▶ The problem
Find every line below that contains the word "marker" and copy each one out.

▶ Records supplied
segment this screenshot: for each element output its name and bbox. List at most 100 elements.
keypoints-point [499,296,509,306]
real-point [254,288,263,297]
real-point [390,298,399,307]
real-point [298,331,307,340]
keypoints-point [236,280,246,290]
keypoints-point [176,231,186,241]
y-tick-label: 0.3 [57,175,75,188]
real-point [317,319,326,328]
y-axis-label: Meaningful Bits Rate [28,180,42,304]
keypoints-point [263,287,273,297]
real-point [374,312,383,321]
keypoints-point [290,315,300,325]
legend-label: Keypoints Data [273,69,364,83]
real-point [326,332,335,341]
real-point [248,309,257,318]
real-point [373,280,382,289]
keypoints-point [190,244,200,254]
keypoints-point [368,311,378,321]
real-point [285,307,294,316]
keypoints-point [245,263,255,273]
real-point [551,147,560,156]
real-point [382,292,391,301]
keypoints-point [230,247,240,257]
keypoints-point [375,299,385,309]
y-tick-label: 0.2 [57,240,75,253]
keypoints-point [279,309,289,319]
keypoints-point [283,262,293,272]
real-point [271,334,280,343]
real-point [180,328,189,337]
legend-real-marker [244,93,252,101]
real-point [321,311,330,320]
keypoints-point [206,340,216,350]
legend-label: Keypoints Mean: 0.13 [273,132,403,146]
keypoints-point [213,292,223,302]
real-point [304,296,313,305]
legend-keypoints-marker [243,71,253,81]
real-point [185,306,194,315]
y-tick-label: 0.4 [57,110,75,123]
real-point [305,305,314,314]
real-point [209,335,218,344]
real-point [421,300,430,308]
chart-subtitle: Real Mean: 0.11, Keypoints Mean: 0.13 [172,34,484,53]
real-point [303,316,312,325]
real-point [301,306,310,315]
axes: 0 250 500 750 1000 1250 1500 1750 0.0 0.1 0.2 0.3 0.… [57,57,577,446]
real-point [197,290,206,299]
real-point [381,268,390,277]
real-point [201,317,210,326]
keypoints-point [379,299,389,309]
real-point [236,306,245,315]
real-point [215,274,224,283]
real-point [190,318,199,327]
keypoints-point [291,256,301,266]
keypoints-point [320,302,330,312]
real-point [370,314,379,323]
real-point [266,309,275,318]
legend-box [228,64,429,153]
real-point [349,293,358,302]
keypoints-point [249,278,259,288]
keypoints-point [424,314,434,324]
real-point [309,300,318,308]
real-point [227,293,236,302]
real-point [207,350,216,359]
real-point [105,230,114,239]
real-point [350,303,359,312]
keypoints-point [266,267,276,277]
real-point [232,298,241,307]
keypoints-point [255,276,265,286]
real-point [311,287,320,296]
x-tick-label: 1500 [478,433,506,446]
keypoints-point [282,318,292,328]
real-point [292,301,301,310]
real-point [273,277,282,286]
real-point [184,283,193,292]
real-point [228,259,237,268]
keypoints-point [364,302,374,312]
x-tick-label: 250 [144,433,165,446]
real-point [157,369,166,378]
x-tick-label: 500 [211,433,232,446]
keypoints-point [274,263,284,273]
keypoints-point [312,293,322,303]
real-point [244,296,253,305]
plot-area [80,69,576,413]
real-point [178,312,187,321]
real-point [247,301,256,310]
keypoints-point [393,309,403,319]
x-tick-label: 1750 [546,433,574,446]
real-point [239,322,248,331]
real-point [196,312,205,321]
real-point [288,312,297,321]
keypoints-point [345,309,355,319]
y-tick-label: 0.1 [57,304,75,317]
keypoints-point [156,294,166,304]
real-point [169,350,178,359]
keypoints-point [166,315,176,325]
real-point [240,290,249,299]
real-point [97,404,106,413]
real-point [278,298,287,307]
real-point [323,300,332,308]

▶ Worked solution
legend-real-marker [244,93,252,101]
legend-keypoints-marker [243,71,253,81]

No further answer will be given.